_What you should do_. All the data should come back exactly as it was given.

---------- Raw records

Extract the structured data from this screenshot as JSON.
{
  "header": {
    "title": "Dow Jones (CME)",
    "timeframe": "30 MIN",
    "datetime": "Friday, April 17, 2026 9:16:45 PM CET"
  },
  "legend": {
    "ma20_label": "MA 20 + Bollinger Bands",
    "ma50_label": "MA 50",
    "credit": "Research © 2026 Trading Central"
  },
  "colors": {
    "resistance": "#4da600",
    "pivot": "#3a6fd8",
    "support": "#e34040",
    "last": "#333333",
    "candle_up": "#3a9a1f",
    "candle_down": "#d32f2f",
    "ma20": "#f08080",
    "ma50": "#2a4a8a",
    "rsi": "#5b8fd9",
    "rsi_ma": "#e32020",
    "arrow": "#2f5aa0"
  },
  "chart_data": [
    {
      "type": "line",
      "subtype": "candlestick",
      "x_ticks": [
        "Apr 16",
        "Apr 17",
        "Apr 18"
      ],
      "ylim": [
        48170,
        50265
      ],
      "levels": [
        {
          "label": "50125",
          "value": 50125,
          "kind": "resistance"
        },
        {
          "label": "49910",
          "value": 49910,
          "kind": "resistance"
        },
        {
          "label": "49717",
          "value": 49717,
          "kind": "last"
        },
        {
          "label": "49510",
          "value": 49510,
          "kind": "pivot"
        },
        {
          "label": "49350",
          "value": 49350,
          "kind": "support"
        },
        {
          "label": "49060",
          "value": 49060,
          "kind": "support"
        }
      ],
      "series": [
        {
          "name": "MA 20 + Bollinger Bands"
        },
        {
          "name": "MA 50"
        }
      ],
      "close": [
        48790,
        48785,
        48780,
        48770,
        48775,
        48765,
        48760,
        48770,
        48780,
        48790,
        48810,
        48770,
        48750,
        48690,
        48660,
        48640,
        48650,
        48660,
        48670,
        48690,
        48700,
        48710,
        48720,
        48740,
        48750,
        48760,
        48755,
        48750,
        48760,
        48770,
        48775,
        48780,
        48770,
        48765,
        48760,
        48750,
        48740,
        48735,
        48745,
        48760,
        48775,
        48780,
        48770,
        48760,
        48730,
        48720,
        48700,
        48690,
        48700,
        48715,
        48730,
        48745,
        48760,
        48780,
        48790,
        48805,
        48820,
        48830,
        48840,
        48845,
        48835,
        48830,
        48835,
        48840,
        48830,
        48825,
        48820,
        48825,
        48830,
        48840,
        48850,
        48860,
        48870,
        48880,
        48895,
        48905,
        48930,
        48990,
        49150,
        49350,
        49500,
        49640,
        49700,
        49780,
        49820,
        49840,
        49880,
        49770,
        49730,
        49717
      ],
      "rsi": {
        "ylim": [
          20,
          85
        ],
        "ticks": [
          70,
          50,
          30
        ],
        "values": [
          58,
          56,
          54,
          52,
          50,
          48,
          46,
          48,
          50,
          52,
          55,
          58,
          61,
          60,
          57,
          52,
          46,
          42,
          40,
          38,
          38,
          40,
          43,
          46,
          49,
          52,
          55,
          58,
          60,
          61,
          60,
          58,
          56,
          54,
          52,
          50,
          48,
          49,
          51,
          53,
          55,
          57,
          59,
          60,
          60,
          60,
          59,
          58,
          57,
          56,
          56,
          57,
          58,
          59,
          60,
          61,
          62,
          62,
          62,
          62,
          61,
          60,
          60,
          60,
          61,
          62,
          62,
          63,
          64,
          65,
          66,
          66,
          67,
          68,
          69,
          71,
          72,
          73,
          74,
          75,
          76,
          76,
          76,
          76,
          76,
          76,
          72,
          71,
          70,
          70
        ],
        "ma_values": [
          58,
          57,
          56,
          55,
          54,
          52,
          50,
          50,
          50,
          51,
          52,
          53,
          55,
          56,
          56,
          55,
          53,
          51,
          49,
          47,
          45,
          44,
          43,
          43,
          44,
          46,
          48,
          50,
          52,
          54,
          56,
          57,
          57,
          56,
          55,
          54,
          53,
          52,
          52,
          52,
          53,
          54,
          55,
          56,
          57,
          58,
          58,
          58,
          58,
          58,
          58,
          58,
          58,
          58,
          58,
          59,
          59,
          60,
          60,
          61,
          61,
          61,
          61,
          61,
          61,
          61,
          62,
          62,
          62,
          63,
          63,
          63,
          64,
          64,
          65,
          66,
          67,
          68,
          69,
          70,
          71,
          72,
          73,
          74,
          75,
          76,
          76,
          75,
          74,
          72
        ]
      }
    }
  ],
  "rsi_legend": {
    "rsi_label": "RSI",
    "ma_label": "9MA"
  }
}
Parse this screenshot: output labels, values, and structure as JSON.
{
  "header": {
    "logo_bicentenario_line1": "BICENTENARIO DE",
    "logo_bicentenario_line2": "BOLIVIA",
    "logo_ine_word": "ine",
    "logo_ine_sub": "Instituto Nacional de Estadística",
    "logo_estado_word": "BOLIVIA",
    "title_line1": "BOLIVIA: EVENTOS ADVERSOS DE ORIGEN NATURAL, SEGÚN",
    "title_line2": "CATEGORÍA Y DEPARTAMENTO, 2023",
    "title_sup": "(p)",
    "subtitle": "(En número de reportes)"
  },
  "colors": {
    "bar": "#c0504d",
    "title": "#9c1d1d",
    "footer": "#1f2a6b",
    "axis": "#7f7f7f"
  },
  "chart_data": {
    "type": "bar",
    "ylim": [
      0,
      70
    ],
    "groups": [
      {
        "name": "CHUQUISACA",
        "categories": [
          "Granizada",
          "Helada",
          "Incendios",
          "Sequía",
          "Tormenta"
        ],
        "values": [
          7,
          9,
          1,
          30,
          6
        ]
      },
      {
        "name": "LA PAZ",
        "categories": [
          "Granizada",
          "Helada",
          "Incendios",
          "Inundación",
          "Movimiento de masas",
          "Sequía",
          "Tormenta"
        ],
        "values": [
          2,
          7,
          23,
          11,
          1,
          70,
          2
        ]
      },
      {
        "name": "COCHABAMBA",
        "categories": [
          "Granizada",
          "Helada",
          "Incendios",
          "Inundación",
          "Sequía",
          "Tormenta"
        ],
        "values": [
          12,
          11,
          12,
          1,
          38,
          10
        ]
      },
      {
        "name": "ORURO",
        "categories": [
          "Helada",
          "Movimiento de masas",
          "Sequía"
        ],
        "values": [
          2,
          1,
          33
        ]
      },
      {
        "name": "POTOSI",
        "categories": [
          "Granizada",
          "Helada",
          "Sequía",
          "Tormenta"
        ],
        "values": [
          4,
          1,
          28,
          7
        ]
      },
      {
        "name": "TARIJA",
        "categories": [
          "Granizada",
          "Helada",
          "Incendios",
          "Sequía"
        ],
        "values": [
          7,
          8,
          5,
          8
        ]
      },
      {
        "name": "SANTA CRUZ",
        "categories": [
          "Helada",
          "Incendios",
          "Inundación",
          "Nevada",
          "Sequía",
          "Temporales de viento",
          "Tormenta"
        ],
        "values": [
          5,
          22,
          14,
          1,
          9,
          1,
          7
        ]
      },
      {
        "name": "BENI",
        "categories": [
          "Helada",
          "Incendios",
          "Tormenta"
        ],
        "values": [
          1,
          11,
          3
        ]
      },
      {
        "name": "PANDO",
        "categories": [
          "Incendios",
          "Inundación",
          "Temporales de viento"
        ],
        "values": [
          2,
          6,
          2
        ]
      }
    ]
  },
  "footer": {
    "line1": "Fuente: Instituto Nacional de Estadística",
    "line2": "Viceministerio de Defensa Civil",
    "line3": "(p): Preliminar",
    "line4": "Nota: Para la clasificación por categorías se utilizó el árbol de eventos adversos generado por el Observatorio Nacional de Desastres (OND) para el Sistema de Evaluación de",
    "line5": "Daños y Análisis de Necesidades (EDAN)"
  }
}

--------------------

_Solution for this exercise_.
Extract the structured data from this screenshot as JSON.
{
  "header": {
    "title": "Dow Jones (CME)",
    "timeframe": "30 MIN",
    "datetime": "Friday, April 17, 2026 9:16:45 PM CET"
  },
  "legend": {
    "ma20_label": "MA 20 + Bollinger Bands",
    "ma50_label": "MA 50",
    "credit": "Research © 2026 Trading Central"
  },
  "colors": {
    "resistance": "#4da600",
    "pivot": "#3a6fd8",
    "support": "#e34040",
    "last": "#333333",
    "candle_up": "#3a9a1f",
    "candle_down": "#d32f2f",
    "ma20": "#f08080",
    "ma50": "#2a4a8a",
    "rsi": "#5b8fd9",
    "rsi_ma": "#e32020",
    "arrow": "#2f5aa0"
  },
  "chart_data": [
    {
      "type": "line",
      "subtype": "candlestick",
      "x_ticks": [
        "Apr 16",
        "Apr 17",
        "Apr 18"
      ],
      "ylim": [
        48170,
        50265
      ],
      "levels": [
        {
          "label": "50125",
          "value": 50125,
          "kind": "resistance"
        },
        {
          "label": "49910",
          "value": 49910,
          "kind": "resistance"
        },
        {
          "label": "49717",
          "value": 49717,
          "kind": "last"
        },
        {
          "label": "49510",
          "value": 49510,
          "kind": "pivot"
        },
        {
          "label": "49350",
          "value": 49350,
          "kind": "support"
        },
        {
          "label": "49060",
          "value": 49060,
          "kind": "support"
        }
      ],
      "series": [
        {
          "name": "MA 20 + Bollinger Bands"
        },
        {
          "name": "MA 50"
        }
      ],
      "close": [
        48790,
        48785,
        48780,
        48770,
        48775,
        48765,
        48760,
        48770,
        48780,
        48790,
        48810,
        48770,
        48750,
        48690,
        48660,
        48640,
        48650,
        48660,
        48670,
        48690,
        48700,
        48710,
        48720,
        48740,
        48750,
        48760,
        48755,
        48750,
        48760,
        48770,
        48775,
        48780,
        48770,
        48765,
        48760,
        48750,
        48740,
        48735,
        48745,
        48760,
        48775,
        48780,
        48770,
        48760,
        48730,
        48720,
        48700,
        48690,
        48700,
        48715,
        48730,
        48745,
        48760,
        48780,
        48790,
        48805,
        48820,
        48830,
        48840,
        48845,
        48835,
        48830,
        48835,
        48840,
        48830,
        48825,
        48820,
        48825,
        48830,
        48840,
        48850,
        48860,
        48870,
        48880,
        48895,
        48905,
        48930,
        48990,
        49150,
        49350,
        49500,
        49640,
        49700,
        49780,
        49820,
        49840,
        49880,
        49770,
        49730,
        49717
      ],
      "rsi": {
        "ylim": [
          20,
          85
        ],
        "ticks": [
          70,
          50,
          30
        ],
        "values": [
          58,
          56,
          54,
          52,
          50,
          48,
          46,
          48,
          50,
          52,
          55,
          58,
          61,
          60,
          57,
          52,
          46,
          42,
          40,
          38,
          38,
          40,
          43,
          46,
          49,
          52,
          55,
          58,
          60,
          61,
          60,
          58,
          56,
          54,
          52,
          50,
          48,
          49,
          51,
          53,
          55,
          57,
          59,
          60,
          60,
          60,
          59,
          58,
          57,
          56,
          56,
          57,
          58,
          59,
          60,
          61,
          62,
          62,
          62,
          62,
          61,
          60,
          60,
          60,
          61,
          62,
          62,
          63,
          64,
          65,
          66,
          66,
          67,
          68,
          69,
          71,
          72,
          73,
          74,
          75,
          76,
          76,
          76,
          76,
          76,
          76,
          72,
          71,
          70,
          70
        ],
        "ma_values": [
          58,
          57,
          56,
          55,
          54,
          52,
          50,
          50,
          50,
          51,
          52,
          53,
          55,
          56,
          56,
          55,
          53,
          51,
          49,
          47,
          45,
          44,
          43,
          43,
          44,
          46,
          48,
          50,
          52,
          54,
          56,
          57,
          57,
          56,
          55,
          54,
          53,
          52,
          52,
          52,
          53,
          54,
          55,
          56,
          57,
          58,
          58,
          58,
          58,
          58,
          58,
          58,
          58,
          58,
          58,
          59,
          59,
          60,
          60,
          61,
          61,
          61,
          61,
          61,
          61,
          61,
          62,
          62,
          62,
          63,
          63,
          63,
          64,
          64,
          65,
          66,
          67,
          68,
          69,
          70,
          71,
          72,
          73,
          74,
          75,
          76,
          76,
          75,
          74,
          72
        ]
      }
    }
  ],
  "rsi_legend": {
    "rsi_label": "RSI",
    "ma_label": "9MA"
  }
}
Parse this screenshot: output labels, values, and structure as JSON.
{
  "header": {
    "logo_bicentenario_line1": "BICENTENARIO DE",
    "logo_bicentenario_line2": "BOLIVIA",
    "logo_ine_word": "ine",
    "logo_ine_sub": "Instituto Nacional de Estadística",
    "logo_estado_word": "BOLIVIA",
    "title_line1": "BOLIVIA: EVENTOS ADVERSOS DE ORIGEN NATURAL, SEGÚN",
    "title_line2": "CATEGORÍA Y DEPARTAMENTO, 2023",
    "title_sup": "(p)",
    "subtitle": "(En número de reportes)"
  },
  "colors": {
    "bar": "#c0504d",
    "title": "#9c1d1d",
    "footer": "#1f2a6b",
    "axis": "#7f7f7f"
  },
  "chart_data": {
    "type": "bar",
    "ylim": [
      0,
      70
    ],
    "groups": [
      {
        "name": "CHUQUISACA",
        "categories": [
          "Granizada",
          "Helada",
          "Incendios",
          "Sequía",
          "Tormenta"
        ],
        "values": [
          7,
          9,
          1,
          30,
          6
        ]
      },
      {
        "name": "LA PAZ",
        "categories": [
          "Granizada",
          "Helada",
          "Incendios",
          "Inundación",
          "Movimiento de masas",
          "Sequía",
          "Tormenta"
        ],
        "values": [
          2,
          7,
          23,
          11,
          1,
          70,
          2
        ]
      },
      {
        "name": "COCHABAMBA",
        "categories": [
          "Granizada",
          "Helada",
          "Incendios",
          "Inundación",
          "Sequía",
          "Tormenta"
        ],
        "values": [
          12,
          11,
          12,
          1,
          38,
          10
        ]
      },
      {
        "name": "ORURO",
        "categories": [
          "Helada",
          "Movimiento de masas",
          "Sequía"
        ],
        "values": [
          2,
          1,
          33
        ]
      },
      {
        "name": "POTOSI",
        "categories": [
          "Granizada",
          "Helada",
          "Sequía",
          "Tormenta"
        ],
        "values": [
          4,
          1,
          28,
          7
        ]
      },
      {
        "name": "TARIJA",
        "categories": [
          "Granizada",
          "Helada",
          "Incendios",
          "Sequía"
        ],
        "values": [
          7,
          8,
          5,
          8
        ]
      },
      {
        "name": "SANTA CRUZ",
        "categories": [
          "Helada",
          "Incendios",
          "Inundación",
          "Nevada",
          "Sequía",
          "Temporales de viento",
          "Tormenta"
        ],
        "values": [
          5,
          22,
          14,
          1,
          9,
          1,
          7
        ]
      },
      {
        "name": "BENI",
        "categories": [
          "Helada",
          "Incendios",
          "Tormenta"
        ],
        "values": [
          1,
          11,
          3
        ]
      },
      {
        "name": "PANDO",
        "categories": [
          "Incendios",
          "Inundación",
          "Temporales de viento"
        ],
        "values": [
          2,
          6,
          2
        ]
      }
    ]
  },
  "footer": {
    "line1": "Fuente: Instituto Nacional de Estadística",
    "line2": "Viceministerio de Defensa Civil",
    "line3": "(p): Preliminar",
    "line4": "Nota: Para la clasificación por categorías se utilizó el árbol de eventos adversos generado por el Observatorio Nacional de Desastres (OND) para el Sistema de Evaluación de",
    "line5": "Daños y Análisis de Necesidades (EDAN)"
  }
}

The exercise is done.